● **PROBLEM DESCRIPTION**: Lines that hold the word "JSON" should be located and copied.

Figure collection entries
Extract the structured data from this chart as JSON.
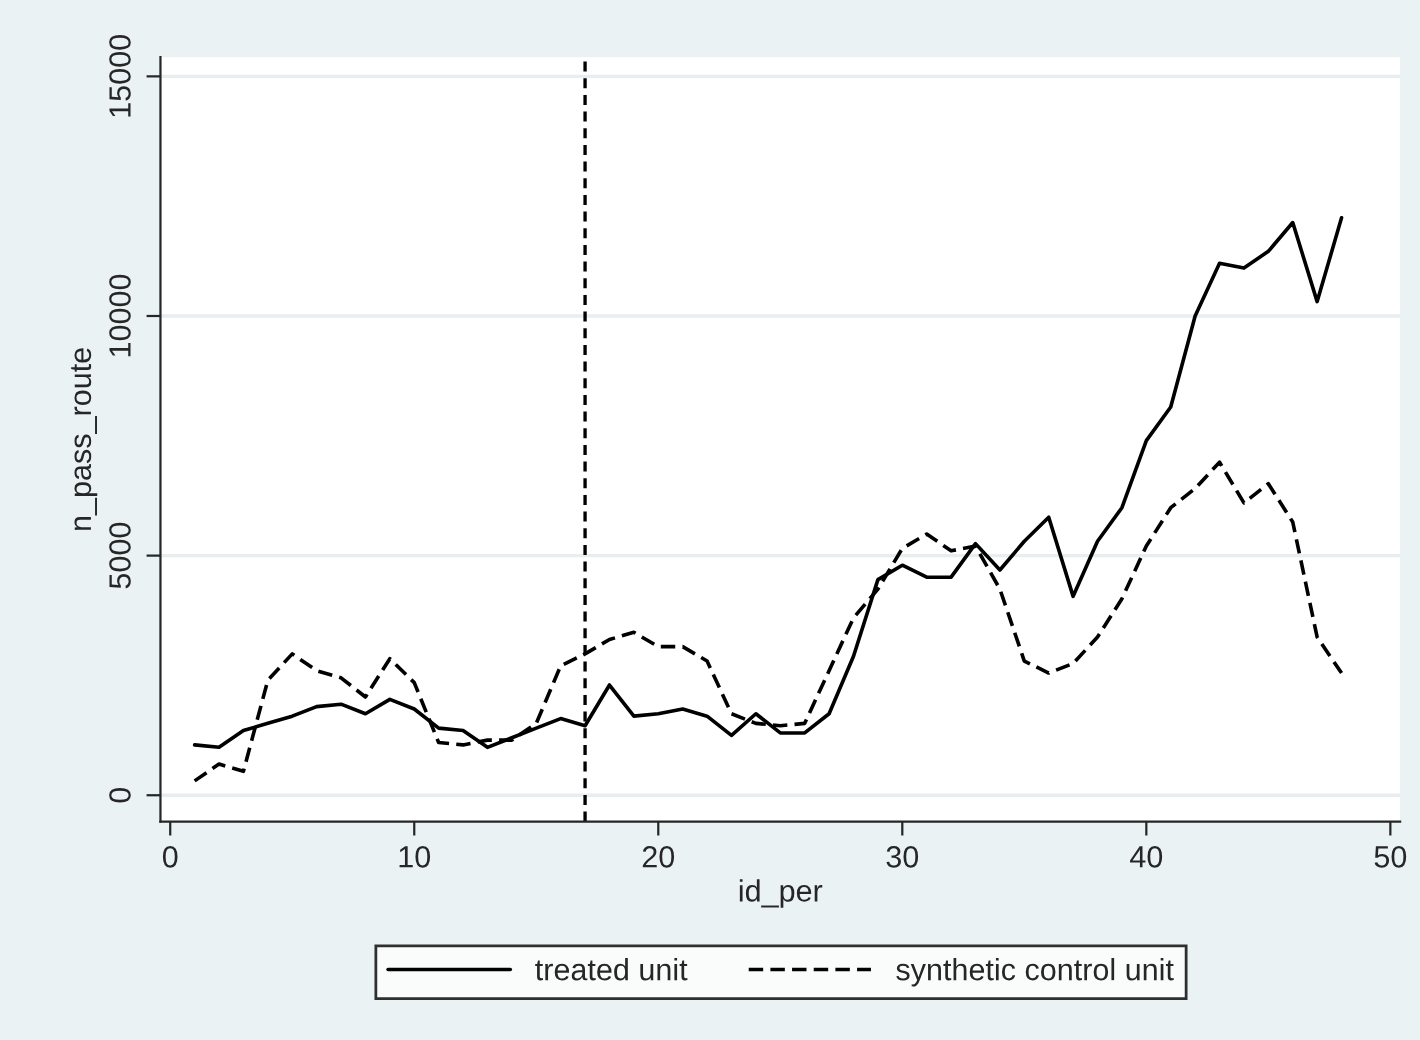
{
  "chart_data": {
    "type": "line",
    "xlabel": "id_per",
    "ylabel": "n_pass_route",
    "x": [
      1,
      2,
      3,
      4,
      5,
      6,
      7,
      8,
      9,
      10,
      11,
      12,
      13,
      14,
      15,
      16,
      17,
      18,
      19,
      20,
      21,
      22,
      23,
      24,
      25,
      26,
      27,
      28,
      29,
      30,
      31,
      32,
      33,
      34,
      35,
      36,
      37,
      38,
      39,
      40,
      41,
      42,
      43,
      44,
      45,
      46,
      47,
      48
    ],
    "series": [
      {
        "name": "treated unit",
        "color": "#000000",
        "line_style": "solid",
        "values": [
          1050,
          1000,
          1350,
          1500,
          1650,
          1850,
          1900,
          1700,
          2000,
          1800,
          1400,
          1350,
          1000,
          1200,
          1400,
          1600,
          1450,
          2300,
          1650,
          1700,
          1800,
          1650,
          1250,
          1700,
          1300,
          1300,
          1700,
          2900,
          4500,
          4800,
          4550,
          4550,
          5250,
          4700,
          5300,
          5800,
          4150,
          5300,
          6000,
          7400,
          8100,
          10000,
          11100,
          11000,
          11350,
          11950,
          10300,
          12050
        ]
      },
      {
        "name": "synthetic control unit",
        "color": "#000000",
        "line_style": "dashed",
        "values": [
          300,
          650,
          500,
          2400,
          2950,
          2600,
          2450,
          2050,
          2850,
          2350,
          1100,
          1050,
          1150,
          1150,
          1500,
          2700,
          2950,
          3250,
          3400,
          3100,
          3100,
          2800,
          1700,
          1500,
          1450,
          1500,
          2600,
          3700,
          4300,
          5150,
          5450,
          5100,
          5200,
          4300,
          2800,
          2550,
          2750,
          3300,
          4100,
          5200,
          6000,
          6400,
          6950,
          6100,
          6500,
          5700,
          3300,
          2550
        ]
      }
    ],
    "xlim": [
      -0.4,
      50.4
    ],
    "xticks": [
      0,
      10,
      20,
      30,
      40,
      50
    ],
    "ylim": [
      -550,
      15400
    ],
    "yticks": [
      0,
      5000,
      10000,
      15000
    ],
    "ref_lines": [
      {
        "axis": "x",
        "value": 17,
        "color": "#000000",
        "line_style": "dotted"
      }
    ],
    "grid": "y",
    "legend": "bottom"
  }
}
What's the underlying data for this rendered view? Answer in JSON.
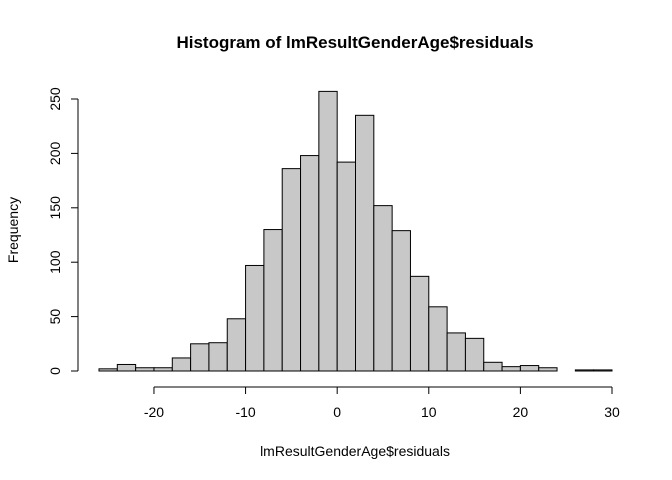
{
  "chart_data": {
    "type": "bar",
    "title": "Histogram of lmResultGenderAge$residuals",
    "xlabel": "lmResultGenderAge$residuals",
    "ylabel": "Frequency",
    "bin_width": 2,
    "bins_start": [
      -26,
      -24,
      -22,
      -20,
      -18,
      -16,
      -14,
      -12,
      -10,
      -8,
      -6,
      -4,
      -2,
      0,
      2,
      4,
      6,
      8,
      10,
      12,
      14,
      16,
      18,
      20,
      22,
      24,
      26,
      28
    ],
    "values": [
      2,
      6,
      3,
      3,
      12,
      25,
      26,
      48,
      97,
      130,
      186,
      198,
      257,
      192,
      235,
      152,
      129,
      87,
      59,
      35,
      30,
      8,
      4,
      5,
      3,
      0,
      1,
      1
    ],
    "xlim": [
      -26,
      30
    ],
    "ylim": [
      0,
      250
    ],
    "xticks": [
      -20,
      -10,
      0,
      10,
      20,
      30
    ],
    "yticks": [
      0,
      50,
      100,
      150,
      200,
      250
    ],
    "bar_color": "#c8c8c8",
    "edge_color": "#000000",
    "grid": false
  }
}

● **TASK ANSWER**:
Extract the structured data from this chart as JSON.
What's the underlying data for this rendered view? Answer in JSON.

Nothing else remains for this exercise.